What is asked >> Reproduce exactly the lines below, starting with the line that contains "Convert this screenshot" and ending with the last line of the records, both included, and nothing else.

Task data >>

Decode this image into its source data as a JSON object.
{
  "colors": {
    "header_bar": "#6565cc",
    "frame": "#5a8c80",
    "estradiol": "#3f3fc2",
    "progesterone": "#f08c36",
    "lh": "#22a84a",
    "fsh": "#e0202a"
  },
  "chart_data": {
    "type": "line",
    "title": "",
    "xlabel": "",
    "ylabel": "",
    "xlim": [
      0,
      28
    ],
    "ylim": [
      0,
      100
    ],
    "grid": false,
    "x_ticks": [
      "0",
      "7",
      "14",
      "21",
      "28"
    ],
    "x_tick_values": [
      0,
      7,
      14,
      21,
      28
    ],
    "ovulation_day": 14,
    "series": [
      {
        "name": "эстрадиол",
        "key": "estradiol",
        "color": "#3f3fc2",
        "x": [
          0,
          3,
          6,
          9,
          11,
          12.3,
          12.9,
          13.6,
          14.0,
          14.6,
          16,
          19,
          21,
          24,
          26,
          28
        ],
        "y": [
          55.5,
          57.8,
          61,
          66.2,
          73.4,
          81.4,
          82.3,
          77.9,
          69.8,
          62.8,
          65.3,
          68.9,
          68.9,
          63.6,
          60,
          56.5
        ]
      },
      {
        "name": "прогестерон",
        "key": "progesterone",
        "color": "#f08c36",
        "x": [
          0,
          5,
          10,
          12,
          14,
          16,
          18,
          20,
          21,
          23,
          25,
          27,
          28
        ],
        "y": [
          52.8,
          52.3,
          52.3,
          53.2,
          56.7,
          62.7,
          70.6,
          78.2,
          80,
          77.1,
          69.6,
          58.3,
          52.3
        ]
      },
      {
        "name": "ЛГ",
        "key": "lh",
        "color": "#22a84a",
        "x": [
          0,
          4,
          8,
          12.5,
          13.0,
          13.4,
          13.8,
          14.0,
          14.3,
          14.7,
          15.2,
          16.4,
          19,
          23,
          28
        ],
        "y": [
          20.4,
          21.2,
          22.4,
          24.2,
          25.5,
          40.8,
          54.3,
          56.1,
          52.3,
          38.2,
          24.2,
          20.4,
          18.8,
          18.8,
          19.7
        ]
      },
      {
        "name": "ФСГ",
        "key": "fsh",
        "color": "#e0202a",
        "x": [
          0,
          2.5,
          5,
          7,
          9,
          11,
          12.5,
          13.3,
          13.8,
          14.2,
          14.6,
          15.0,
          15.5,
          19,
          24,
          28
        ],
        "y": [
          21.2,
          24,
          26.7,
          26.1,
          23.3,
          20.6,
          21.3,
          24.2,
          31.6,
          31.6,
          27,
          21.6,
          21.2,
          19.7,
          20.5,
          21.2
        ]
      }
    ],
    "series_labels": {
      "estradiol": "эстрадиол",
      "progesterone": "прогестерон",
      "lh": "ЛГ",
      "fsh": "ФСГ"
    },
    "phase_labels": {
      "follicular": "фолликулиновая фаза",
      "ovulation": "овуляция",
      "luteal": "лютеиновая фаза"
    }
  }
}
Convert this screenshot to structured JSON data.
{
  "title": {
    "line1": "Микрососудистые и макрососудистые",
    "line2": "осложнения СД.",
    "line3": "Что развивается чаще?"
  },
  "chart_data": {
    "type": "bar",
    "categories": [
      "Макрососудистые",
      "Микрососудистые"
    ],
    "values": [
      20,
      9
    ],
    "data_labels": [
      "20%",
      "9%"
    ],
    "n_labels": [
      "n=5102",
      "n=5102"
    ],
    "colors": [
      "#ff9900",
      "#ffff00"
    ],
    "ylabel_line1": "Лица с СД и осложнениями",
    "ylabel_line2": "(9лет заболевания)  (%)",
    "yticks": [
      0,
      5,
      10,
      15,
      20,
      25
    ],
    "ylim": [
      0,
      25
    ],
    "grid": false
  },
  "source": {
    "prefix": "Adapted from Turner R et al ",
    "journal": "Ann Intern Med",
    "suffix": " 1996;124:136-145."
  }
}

Solution for this exercise >>
Convert this screenshot to structured JSON data.
{
  "title": {
    "line1": "Микрососудистые и макрососудистые",
    "line2": "осложнения СД.",
    "line3": "Что развивается чаще?"
  },
  "chart_data": {
    "type": "bar",
    "categories": [
      "Макрососудистые",
      "Микрососудистые"
    ],
    "values": [
      20,
      9
    ],
    "data_labels": [
      "20%",
      "9%"
    ],
    "n_labels": [
      "n=5102",
      "n=5102"
    ],
    "colors": [
      "#ff9900",
      "#ffff00"
    ],
    "ylabel_line1": "Лица с СД и осложнениями",
    "ylabel_line2": "(9лет заболевания)  (%)",
    "yticks": [
      0,
      5,
      10,
      15,
      20,
      25
    ],
    "ylim": [
      0,
      25
    ],
    "grid": false
  },
  "source": {
    "prefix": "Adapted from Turner R et al ",
    "journal": "Ann Intern Med",
    "suffix": " 1996;124:136-145."
  }
}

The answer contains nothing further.